* START *

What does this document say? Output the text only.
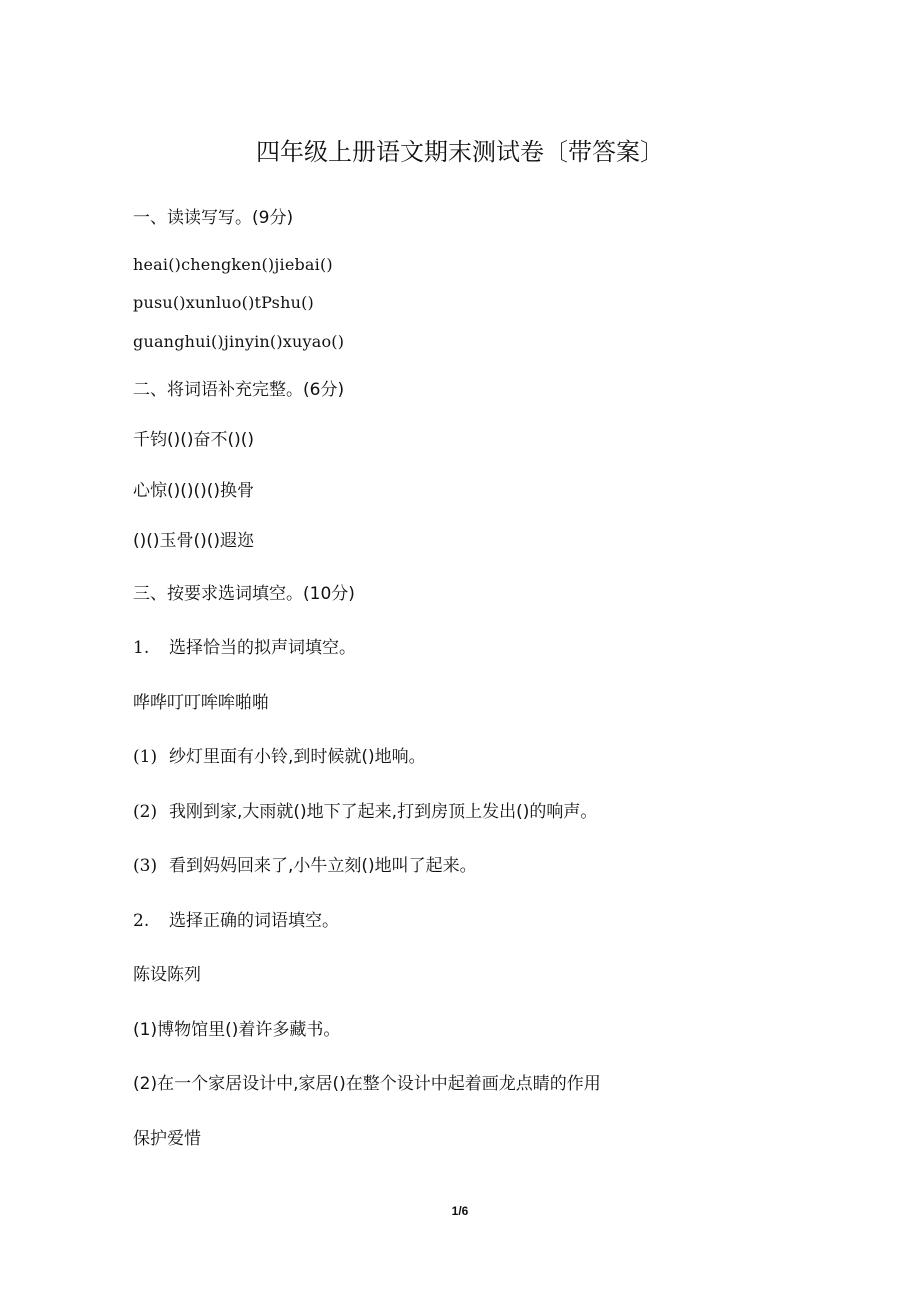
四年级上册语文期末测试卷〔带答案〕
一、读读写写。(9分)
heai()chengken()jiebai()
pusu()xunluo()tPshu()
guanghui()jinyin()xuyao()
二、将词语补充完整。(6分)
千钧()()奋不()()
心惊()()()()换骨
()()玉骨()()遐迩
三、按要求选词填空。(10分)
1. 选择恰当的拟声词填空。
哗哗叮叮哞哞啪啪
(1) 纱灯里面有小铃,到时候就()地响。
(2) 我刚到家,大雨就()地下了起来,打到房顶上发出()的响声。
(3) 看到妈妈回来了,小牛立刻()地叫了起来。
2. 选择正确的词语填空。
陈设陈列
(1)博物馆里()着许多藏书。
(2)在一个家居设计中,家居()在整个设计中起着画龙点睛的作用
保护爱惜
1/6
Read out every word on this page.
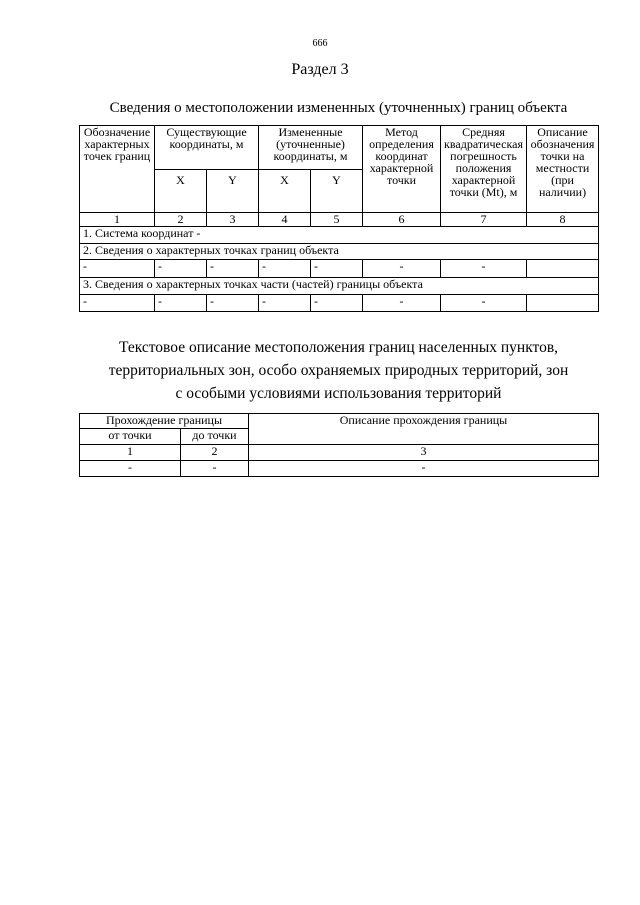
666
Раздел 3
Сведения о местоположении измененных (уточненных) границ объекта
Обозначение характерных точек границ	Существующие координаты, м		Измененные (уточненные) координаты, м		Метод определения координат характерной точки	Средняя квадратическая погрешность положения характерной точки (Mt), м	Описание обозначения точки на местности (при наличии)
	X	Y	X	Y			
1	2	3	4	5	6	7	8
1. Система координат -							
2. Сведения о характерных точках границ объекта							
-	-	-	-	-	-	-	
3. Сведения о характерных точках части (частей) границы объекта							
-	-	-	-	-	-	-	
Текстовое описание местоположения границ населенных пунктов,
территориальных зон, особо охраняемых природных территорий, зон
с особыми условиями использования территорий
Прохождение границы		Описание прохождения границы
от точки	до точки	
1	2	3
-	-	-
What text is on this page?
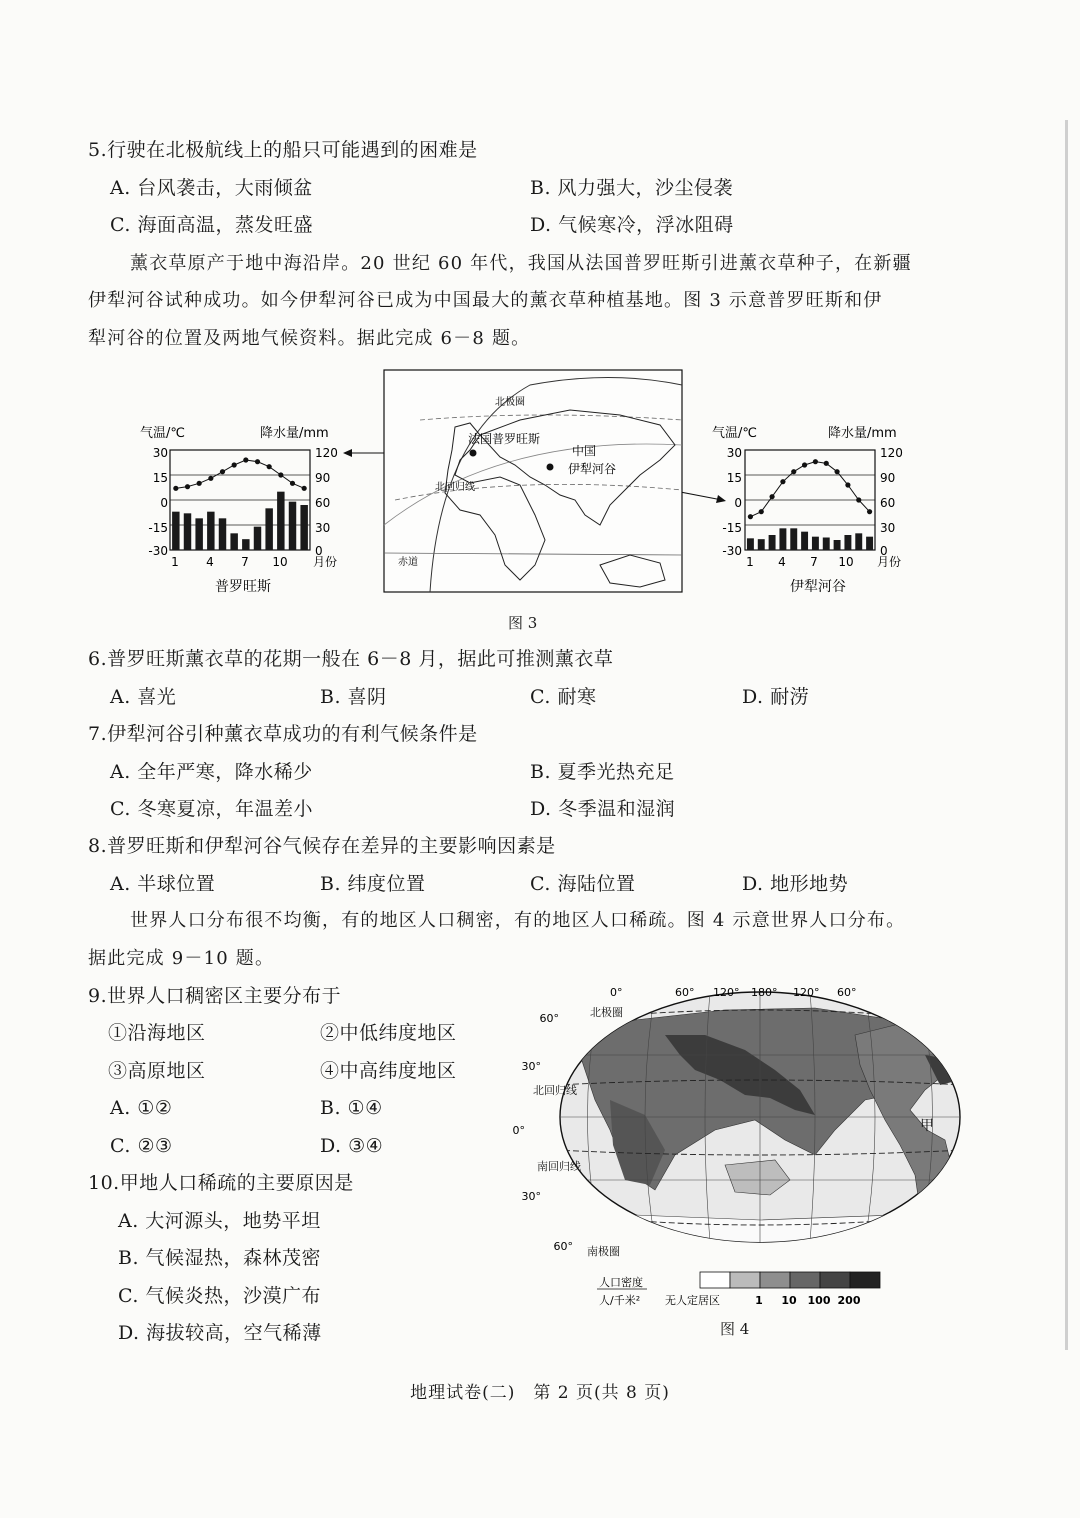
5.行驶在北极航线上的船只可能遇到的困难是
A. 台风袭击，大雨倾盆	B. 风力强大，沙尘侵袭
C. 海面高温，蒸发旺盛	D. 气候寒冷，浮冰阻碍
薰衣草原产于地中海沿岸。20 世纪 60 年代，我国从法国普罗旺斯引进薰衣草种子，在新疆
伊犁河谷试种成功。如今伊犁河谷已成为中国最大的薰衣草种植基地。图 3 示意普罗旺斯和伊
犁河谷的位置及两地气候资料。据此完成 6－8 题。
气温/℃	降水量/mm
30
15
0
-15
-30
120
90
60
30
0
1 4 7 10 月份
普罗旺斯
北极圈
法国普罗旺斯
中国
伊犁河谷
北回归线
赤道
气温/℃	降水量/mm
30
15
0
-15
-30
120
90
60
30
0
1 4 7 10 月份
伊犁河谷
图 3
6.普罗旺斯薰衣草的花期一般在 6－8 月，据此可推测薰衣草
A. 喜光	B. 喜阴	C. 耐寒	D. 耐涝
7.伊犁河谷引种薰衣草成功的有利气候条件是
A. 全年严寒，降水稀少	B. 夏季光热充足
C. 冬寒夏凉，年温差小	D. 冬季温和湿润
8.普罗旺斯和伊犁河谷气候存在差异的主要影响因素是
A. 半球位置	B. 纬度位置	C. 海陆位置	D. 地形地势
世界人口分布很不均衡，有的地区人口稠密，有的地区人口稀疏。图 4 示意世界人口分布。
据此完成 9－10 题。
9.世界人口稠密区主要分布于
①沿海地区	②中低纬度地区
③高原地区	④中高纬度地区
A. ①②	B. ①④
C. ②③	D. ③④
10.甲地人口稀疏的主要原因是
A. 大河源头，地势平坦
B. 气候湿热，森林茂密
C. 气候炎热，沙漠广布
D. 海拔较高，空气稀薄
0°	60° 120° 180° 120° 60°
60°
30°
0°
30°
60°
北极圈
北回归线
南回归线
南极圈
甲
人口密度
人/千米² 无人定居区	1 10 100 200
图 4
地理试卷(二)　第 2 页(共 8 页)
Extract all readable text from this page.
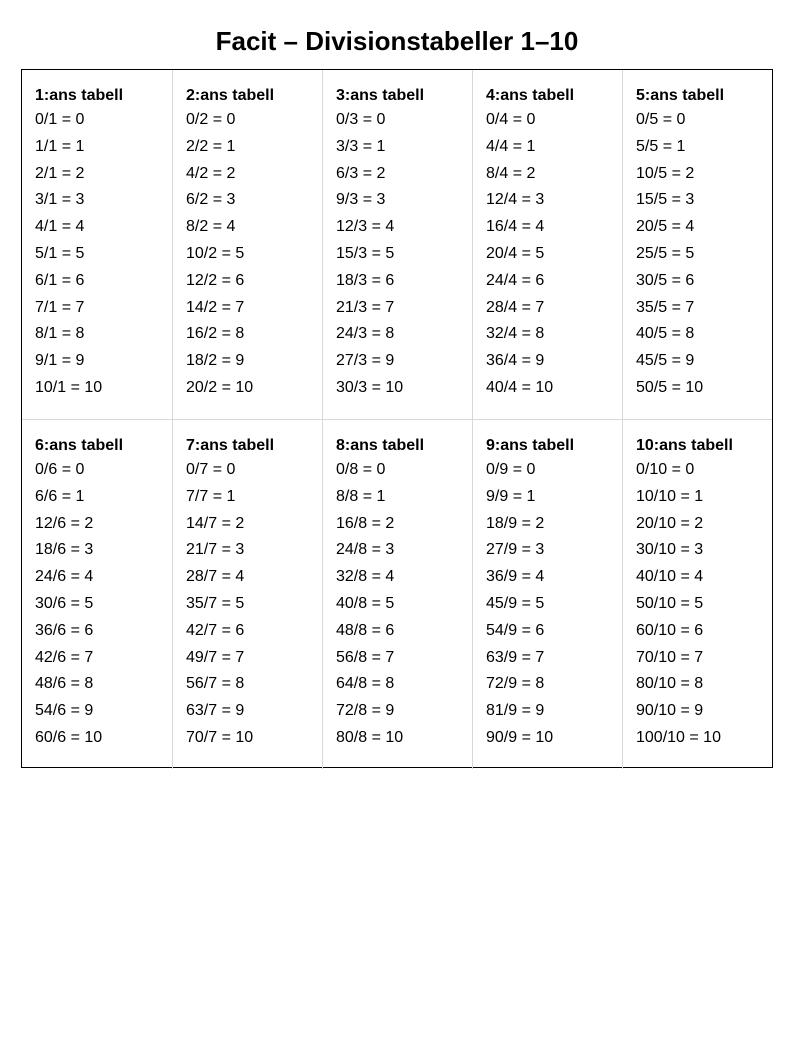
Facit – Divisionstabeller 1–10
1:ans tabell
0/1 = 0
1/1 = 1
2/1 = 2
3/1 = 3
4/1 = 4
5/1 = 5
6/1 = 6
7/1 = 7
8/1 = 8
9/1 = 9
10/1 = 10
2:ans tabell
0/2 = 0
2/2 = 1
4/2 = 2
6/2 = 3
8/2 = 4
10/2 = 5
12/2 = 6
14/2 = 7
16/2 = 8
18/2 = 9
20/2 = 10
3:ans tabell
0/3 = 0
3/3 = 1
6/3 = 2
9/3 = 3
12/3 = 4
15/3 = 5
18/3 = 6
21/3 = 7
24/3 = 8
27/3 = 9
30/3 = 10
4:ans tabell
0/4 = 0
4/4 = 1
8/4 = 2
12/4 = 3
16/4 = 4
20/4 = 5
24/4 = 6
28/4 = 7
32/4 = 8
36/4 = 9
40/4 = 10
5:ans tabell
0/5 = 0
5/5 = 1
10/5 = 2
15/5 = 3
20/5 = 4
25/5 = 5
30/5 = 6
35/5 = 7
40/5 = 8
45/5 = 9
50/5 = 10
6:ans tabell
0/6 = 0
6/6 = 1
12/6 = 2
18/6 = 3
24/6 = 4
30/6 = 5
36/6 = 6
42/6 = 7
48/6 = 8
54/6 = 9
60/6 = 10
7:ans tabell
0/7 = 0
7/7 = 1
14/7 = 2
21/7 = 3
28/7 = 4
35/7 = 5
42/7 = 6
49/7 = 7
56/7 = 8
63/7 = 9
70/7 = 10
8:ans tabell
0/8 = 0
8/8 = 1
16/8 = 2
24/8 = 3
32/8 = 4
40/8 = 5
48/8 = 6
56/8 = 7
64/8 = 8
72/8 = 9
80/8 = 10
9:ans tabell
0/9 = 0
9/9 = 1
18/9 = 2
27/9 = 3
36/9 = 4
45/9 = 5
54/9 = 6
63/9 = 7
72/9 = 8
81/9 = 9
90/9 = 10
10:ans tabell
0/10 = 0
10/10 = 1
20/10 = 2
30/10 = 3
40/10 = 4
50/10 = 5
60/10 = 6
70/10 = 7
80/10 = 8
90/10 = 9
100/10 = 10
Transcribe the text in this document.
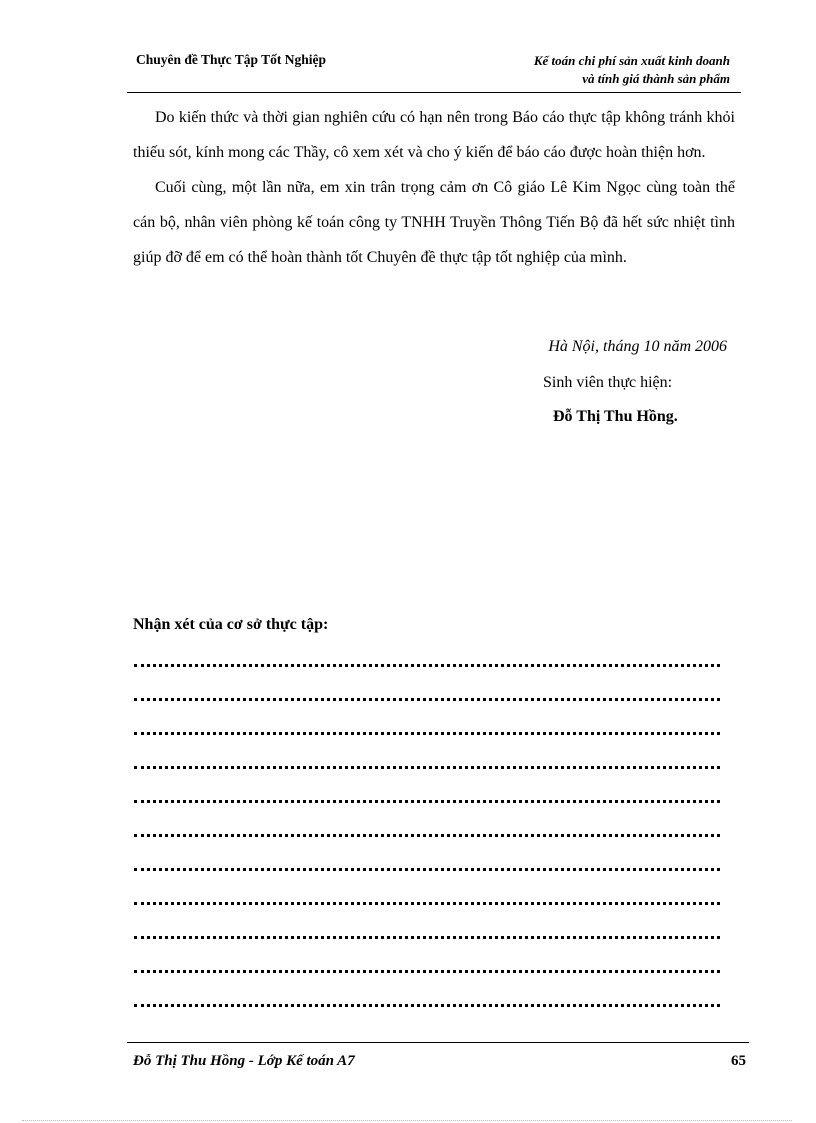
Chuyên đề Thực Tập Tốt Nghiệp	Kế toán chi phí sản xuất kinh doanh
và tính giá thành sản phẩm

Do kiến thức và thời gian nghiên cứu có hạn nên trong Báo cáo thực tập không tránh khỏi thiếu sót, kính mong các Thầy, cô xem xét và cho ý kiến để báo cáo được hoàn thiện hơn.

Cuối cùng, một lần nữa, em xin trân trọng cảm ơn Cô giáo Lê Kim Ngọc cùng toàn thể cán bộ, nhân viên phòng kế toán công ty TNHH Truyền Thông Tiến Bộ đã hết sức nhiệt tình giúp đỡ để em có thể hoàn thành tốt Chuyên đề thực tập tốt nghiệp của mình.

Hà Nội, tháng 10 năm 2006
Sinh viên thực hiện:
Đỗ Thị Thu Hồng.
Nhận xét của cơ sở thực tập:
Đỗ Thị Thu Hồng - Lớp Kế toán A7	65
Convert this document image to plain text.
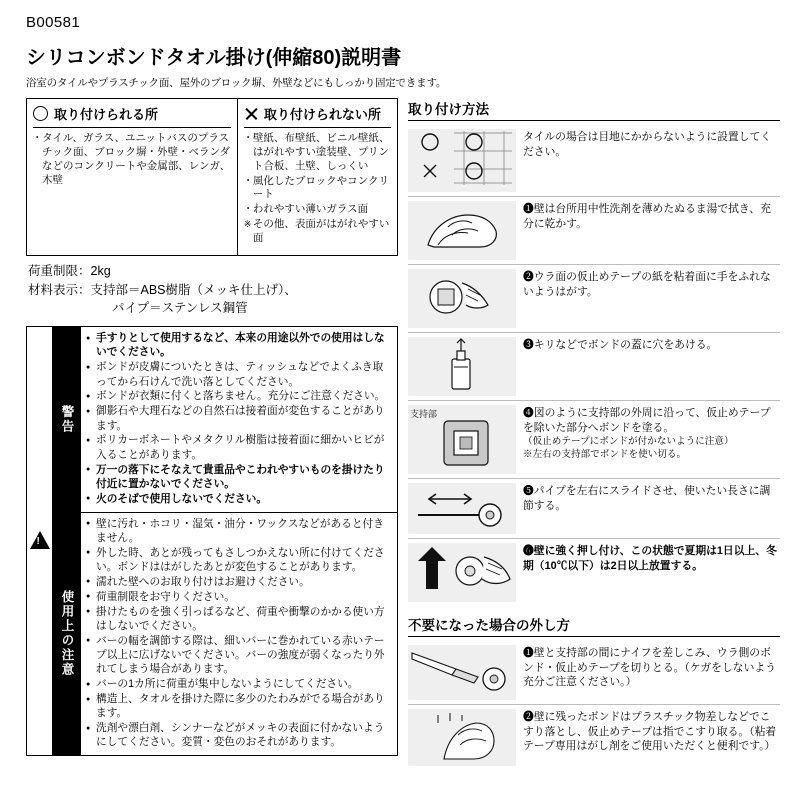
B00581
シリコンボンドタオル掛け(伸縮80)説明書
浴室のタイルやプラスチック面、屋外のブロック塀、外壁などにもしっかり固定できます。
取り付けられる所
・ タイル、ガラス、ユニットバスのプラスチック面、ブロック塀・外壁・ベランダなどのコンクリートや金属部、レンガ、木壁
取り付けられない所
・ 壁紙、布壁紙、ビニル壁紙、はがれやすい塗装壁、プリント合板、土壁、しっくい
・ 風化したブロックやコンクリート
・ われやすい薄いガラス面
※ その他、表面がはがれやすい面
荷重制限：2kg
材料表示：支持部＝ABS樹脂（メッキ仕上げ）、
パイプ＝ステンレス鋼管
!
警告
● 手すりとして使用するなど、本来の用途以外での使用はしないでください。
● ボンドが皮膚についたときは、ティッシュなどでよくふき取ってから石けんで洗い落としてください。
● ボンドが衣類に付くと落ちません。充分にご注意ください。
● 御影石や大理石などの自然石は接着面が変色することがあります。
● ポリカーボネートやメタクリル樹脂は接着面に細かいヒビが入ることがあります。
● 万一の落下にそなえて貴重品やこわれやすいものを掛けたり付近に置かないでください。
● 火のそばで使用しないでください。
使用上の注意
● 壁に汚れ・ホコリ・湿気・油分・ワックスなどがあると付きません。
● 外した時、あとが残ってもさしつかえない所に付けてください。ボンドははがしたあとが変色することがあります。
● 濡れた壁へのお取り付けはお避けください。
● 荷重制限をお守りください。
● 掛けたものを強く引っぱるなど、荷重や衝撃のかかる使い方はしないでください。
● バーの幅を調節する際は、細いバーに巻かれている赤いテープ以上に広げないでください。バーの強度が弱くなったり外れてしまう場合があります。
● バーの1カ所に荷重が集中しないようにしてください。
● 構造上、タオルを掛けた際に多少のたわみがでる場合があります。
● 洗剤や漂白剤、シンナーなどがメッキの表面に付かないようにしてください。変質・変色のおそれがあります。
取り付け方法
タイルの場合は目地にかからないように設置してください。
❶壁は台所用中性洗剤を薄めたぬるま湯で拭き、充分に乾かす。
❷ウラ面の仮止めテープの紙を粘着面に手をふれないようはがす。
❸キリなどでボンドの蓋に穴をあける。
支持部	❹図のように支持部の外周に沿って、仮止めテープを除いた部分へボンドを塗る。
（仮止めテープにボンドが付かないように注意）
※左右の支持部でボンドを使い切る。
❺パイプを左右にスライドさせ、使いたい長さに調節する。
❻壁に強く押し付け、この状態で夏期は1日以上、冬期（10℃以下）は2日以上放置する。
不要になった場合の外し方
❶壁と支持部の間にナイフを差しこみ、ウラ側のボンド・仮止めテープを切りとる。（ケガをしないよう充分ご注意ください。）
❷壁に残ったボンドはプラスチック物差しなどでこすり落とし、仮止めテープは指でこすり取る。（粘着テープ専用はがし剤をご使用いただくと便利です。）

* END *

Exercise requirements:
Starting at the line that contains "Convert this document image to plain text.", extract each line through the last line of the material exactly as written, and include no pictures.

Reply to the task:
Convert this document image to plain text.
B00581
シリコンボンドタオル掛け(伸縮80)説明書
浴室のタイルやプラスチック面、屋外のブロック塀、外壁などにもしっかり固定できます。
取り付けられる所
・ タイル、ガラス、ユニットバスのプラスチック面、ブロック塀・外壁・ベランダなどのコンクリートや金属部、レンガ、木壁
取り付けられない所
・ 壁紙、布壁紙、ビニル壁紙、はがれやすい塗装壁、プリント合板、土壁、しっくい
・ 風化したブロックやコンクリート
・ われやすい薄いガラス面
※ その他、表面がはがれやすい面
荷重制限：2kg
材料表示：支持部＝ABS樹脂（メッキ仕上げ）、
パイプ＝ステンレス鋼管
!
警告
● 手すりとして使用するなど、本来の用途以外での使用はしないでください。
● ボンドが皮膚についたときは、ティッシュなどでよくふき取ってから石けんで洗い落としてください。
● ボンドが衣類に付くと落ちません。充分にご注意ください。
● 御影石や大理石などの自然石は接着面が変色することがあります。
● ポリカーボネートやメタクリル樹脂は接着面に細かいヒビが入ることがあります。
● 万一の落下にそなえて貴重品やこわれやすいものを掛けたり付近に置かないでください。
● 火のそばで使用しないでください。
使用上の注意
● 壁に汚れ・ホコリ・湿気・油分・ワックスなどがあると付きません。
● 外した時、あとが残ってもさしつかえない所に付けてください。ボンドははがしたあとが変色することがあります。
● 濡れた壁へのお取り付けはお避けください。
● 荷重制限をお守りください。
● 掛けたものを強く引っぱるなど、荷重や衝撃のかかる使い方はしないでください。
● バーの幅を調節する際は、細いバーに巻かれている赤いテープ以上に広げないでください。バーの強度が弱くなったり外れてしまう場合があります。
● バーの1カ所に荷重が集中しないようにしてください。
● 構造上、タオルを掛けた際に多少のたわみがでる場合があります。
● 洗剤や漂白剤、シンナーなどがメッキの表面に付かないようにしてください。変質・変色のおそれがあります。
取り付け方法
タイルの場合は目地にかからないように設置してください。
❶壁は台所用中性洗剤を薄めたぬるま湯で拭き、充分に乾かす。
❷ウラ面の仮止めテープの紙を粘着面に手をふれないようはがす。
❸キリなどでボンドの蓋に穴をあける。
支持部	❹図のように支持部の外周に沿って、仮止めテープを除いた部分へボンドを塗る。
（仮止めテープにボンドが付かないように注意）
※左右の支持部でボンドを使い切る。
❺パイプを左右にスライドさせ、使いたい長さに調節する。
❻壁に強く押し付け、この状態で夏期は1日以上、冬期（10℃以下）は2日以上放置する。
不要になった場合の外し方
❶壁と支持部の間にナイフを差しこみ、ウラ側のボンド・仮止めテープを切りとる。（ケガをしないよう充分ご注意ください。）
❷壁に残ったボンドはプラスチック物差しなどでこすり落とし、仮止めテープは指でこすり取る。（粘着テープ専用はがし剤をご使用いただくと便利です。）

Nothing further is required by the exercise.